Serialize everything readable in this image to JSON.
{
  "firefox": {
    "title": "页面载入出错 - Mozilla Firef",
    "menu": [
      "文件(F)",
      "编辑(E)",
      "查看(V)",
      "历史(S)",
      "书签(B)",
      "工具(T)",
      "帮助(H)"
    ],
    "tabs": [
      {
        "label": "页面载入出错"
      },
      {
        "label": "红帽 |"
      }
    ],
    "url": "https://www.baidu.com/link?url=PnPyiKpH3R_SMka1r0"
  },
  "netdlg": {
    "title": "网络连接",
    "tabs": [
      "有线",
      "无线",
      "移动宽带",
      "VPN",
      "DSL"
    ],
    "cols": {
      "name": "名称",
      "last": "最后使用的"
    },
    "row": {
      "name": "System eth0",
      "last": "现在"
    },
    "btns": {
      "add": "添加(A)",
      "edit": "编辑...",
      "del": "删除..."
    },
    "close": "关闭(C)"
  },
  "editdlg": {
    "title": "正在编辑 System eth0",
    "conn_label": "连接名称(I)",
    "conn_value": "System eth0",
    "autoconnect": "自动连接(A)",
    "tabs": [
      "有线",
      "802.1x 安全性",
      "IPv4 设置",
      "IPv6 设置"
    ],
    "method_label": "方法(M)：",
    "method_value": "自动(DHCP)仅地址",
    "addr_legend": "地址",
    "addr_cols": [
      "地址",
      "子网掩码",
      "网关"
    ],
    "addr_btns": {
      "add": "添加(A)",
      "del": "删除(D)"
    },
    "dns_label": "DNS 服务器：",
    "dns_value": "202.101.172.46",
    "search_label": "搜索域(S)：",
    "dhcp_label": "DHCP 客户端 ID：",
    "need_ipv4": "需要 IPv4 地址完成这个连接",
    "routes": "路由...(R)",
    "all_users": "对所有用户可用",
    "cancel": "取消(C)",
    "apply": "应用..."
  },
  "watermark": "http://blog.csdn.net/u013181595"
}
--
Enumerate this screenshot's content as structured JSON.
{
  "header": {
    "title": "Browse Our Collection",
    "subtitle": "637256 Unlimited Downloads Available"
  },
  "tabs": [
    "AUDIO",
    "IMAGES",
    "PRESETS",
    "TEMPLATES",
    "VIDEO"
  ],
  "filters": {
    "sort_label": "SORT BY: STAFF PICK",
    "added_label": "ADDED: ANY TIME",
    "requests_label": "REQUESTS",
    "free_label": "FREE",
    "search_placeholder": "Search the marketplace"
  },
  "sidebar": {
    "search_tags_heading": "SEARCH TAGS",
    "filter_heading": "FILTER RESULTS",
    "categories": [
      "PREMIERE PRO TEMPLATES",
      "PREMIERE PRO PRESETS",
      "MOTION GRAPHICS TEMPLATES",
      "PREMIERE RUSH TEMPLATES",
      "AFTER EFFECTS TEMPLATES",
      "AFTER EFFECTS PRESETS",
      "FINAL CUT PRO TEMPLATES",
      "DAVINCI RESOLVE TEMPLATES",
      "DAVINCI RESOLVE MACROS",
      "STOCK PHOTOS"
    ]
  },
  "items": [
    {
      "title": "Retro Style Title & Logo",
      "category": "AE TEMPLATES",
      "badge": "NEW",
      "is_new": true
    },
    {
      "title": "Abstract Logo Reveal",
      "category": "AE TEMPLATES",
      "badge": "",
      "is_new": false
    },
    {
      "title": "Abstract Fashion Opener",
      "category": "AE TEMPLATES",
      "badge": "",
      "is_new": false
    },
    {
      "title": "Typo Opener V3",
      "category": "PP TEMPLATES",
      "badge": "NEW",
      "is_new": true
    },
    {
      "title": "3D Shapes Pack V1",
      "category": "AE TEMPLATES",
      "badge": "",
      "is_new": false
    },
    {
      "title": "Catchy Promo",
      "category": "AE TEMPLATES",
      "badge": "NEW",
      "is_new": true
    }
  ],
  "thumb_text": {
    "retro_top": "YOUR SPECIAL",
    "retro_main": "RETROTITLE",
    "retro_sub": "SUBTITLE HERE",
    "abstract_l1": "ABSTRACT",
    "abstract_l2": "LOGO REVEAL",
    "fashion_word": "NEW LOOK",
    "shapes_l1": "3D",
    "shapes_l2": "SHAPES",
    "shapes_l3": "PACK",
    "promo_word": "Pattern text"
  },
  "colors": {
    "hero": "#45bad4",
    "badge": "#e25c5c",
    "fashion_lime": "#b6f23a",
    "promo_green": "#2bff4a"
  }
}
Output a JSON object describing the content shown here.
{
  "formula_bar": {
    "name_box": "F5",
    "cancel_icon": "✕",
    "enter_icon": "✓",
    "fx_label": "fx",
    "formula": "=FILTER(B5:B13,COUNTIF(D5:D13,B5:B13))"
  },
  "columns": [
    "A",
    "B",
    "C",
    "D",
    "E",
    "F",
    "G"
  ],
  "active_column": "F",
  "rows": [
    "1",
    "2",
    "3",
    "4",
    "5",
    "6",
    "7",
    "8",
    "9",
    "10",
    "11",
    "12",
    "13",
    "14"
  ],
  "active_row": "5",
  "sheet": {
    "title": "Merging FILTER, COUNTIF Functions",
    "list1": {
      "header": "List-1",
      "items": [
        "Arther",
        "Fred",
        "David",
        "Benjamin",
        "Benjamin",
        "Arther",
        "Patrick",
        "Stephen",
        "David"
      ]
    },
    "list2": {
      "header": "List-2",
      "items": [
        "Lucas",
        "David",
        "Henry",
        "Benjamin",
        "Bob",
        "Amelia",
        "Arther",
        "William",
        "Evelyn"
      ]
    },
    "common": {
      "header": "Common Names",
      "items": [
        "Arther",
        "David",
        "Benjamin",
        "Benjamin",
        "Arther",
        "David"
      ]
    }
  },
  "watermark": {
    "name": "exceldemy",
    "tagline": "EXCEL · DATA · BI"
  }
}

• Required work
Go through the data and gather every line that holds "PREMIERE".

• Result
      "PREMIERE PRO TEMPLATES",
      "PREMIERE PRO PRESETS",
      "PREMIERE RUSH TEMPLATES",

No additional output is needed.